#### [INSTRUCTION]
From the data that follows, copy every line holding the string "Nguyễn".

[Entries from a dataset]
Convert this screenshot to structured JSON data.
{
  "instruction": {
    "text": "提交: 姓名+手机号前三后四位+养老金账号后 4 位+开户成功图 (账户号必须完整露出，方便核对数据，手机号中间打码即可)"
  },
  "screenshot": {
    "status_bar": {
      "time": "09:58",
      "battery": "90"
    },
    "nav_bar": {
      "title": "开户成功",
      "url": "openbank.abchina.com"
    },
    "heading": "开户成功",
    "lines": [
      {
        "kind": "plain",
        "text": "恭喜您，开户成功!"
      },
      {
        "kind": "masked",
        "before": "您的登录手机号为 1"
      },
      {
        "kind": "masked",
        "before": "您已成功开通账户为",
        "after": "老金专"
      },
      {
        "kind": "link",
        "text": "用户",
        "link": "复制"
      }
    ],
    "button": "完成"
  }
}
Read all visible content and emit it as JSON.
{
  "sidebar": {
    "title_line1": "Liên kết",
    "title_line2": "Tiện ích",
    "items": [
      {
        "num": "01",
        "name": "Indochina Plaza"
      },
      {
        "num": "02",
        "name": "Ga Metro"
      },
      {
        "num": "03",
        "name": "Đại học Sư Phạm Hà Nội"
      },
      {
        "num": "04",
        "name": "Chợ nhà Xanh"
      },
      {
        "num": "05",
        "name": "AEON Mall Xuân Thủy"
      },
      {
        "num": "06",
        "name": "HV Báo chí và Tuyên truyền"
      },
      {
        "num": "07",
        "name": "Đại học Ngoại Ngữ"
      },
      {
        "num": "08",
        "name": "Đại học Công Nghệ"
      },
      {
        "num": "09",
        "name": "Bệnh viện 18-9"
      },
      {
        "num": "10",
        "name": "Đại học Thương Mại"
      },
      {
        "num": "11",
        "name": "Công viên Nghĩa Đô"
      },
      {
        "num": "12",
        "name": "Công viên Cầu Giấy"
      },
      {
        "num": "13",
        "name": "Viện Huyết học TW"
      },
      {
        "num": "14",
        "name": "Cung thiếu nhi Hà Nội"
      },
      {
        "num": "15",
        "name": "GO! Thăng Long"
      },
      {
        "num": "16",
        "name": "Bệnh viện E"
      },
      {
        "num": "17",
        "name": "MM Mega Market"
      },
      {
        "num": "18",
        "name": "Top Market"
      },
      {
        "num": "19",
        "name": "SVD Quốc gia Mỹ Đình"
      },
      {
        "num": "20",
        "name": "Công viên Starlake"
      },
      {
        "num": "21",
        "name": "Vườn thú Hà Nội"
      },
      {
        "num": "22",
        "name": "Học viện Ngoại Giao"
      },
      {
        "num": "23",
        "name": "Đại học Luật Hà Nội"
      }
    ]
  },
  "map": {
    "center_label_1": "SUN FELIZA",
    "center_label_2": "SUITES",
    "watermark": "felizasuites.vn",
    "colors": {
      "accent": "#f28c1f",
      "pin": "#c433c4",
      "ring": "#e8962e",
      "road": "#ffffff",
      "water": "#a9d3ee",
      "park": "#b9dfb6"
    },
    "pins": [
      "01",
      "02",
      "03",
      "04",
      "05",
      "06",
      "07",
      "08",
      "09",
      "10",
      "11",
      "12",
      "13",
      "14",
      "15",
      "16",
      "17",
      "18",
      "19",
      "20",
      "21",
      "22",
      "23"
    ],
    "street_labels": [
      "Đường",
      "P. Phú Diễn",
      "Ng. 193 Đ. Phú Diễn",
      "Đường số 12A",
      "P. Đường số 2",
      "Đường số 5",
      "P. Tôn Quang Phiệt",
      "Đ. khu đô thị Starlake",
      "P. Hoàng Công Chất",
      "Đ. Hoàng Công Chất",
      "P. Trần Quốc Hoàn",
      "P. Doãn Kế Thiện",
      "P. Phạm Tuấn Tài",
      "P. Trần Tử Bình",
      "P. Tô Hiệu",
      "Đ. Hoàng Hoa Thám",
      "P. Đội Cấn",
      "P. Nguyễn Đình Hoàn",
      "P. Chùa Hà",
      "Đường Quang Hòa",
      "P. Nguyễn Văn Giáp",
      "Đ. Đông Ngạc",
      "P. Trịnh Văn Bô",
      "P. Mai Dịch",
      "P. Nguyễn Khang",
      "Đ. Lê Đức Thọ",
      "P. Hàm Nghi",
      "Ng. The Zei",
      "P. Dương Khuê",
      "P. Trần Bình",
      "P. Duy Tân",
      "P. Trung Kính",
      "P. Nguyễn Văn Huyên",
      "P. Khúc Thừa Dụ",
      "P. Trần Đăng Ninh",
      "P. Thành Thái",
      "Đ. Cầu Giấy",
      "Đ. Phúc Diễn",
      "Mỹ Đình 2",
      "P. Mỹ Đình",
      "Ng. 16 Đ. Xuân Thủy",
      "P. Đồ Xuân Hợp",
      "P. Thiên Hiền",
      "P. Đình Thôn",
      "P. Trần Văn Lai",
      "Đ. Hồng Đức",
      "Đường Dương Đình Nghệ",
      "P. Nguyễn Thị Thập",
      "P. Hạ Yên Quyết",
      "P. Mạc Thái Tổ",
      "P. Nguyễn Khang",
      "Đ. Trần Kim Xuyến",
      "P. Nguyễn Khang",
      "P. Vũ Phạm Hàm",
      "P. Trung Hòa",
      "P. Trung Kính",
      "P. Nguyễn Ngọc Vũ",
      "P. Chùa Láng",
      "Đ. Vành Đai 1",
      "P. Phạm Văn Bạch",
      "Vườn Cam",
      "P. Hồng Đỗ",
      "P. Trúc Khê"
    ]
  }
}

#### [FINISHED TASK]
      "P. Nguyễn Đình Hoàn",
      "P. Nguyễn Văn Giáp",
      "P. Nguyễn Khang",
      "P. Nguyễn Văn Huyên",
      "P. Nguyễn Thị Thập",
      "P. Nguyễn Khang",
      "P. Nguyễn Khang",
      "P. Nguyễn Ngọc Vũ",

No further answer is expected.